## begin Record list

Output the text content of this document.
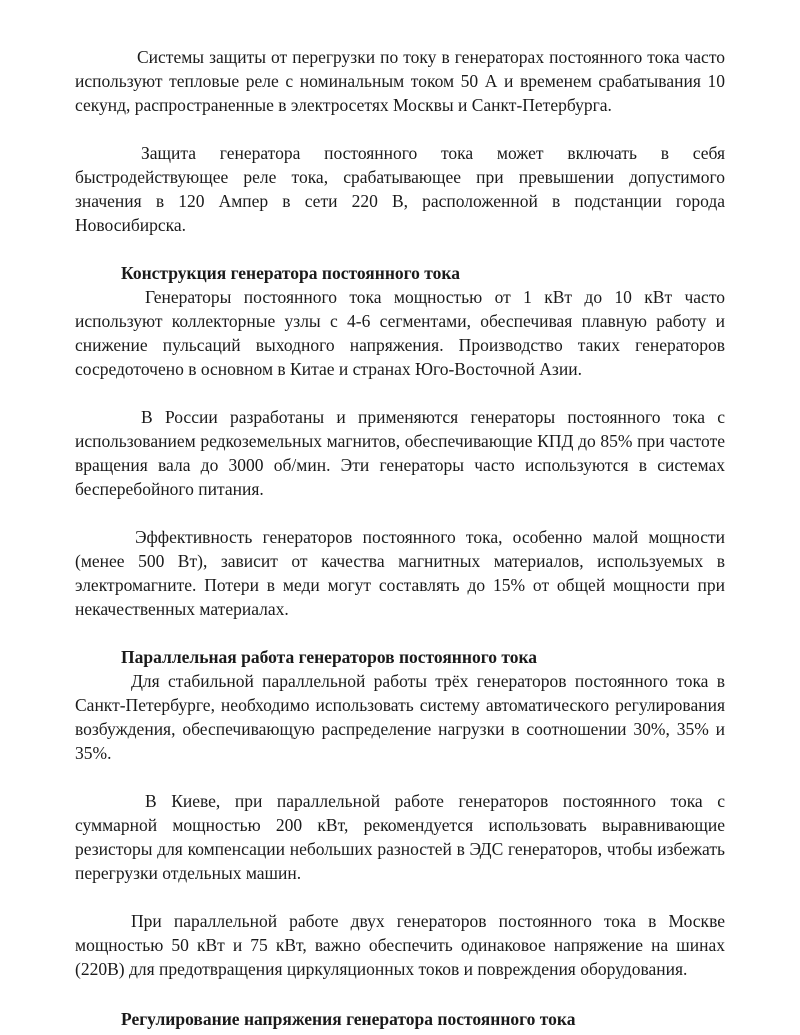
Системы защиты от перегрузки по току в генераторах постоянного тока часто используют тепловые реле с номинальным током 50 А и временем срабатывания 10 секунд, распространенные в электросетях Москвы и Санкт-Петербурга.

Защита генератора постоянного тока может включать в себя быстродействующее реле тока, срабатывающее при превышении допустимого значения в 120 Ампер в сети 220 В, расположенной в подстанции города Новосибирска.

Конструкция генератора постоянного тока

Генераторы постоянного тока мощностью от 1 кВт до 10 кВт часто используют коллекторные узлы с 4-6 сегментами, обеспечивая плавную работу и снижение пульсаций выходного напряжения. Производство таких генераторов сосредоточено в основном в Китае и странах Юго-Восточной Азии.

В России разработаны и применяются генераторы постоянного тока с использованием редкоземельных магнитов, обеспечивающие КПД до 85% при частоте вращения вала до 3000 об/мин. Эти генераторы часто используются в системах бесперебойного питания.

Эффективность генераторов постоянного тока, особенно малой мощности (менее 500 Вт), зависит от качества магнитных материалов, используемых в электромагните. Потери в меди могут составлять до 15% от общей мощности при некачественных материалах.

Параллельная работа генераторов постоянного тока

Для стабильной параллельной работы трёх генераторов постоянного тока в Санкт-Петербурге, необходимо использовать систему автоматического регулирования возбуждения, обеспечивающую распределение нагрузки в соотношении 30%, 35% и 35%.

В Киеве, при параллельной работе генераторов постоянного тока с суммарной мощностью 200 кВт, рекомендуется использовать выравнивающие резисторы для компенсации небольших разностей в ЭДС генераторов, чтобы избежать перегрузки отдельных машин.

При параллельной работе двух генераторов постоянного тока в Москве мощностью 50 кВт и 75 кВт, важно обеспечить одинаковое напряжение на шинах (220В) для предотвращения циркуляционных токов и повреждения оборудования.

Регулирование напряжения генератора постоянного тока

## end Record list

Copy out all lines above that include the string "мощностью".

Генераторы постоянного тока мощностью от 1 кВт до 10 кВт часто используют коллекторные узлы с 4-6 сегментами, обеспечивая плавную работу и снижение пульсаций выходного напряжения. Производство таких генераторов сосредоточено в основном в Китае и странах Юго-Восточной Азии.
В Киеве, при параллельной работе генераторов постоянного тока с суммарной мощностью 200 кВт, рекомендуется использовать выравнивающие резисторы для компенсации небольших разностей в ЭДС генераторов, чтобы избежать перегрузки отдельных машин.
При параллельной работе двух генераторов постоянного тока в Москве мощностью 50 кВт и 75 кВт, важно обеспечить одинаковое напряжение на шинах (220В) для предотвращения циркуляционных токов и повреждения оборудования.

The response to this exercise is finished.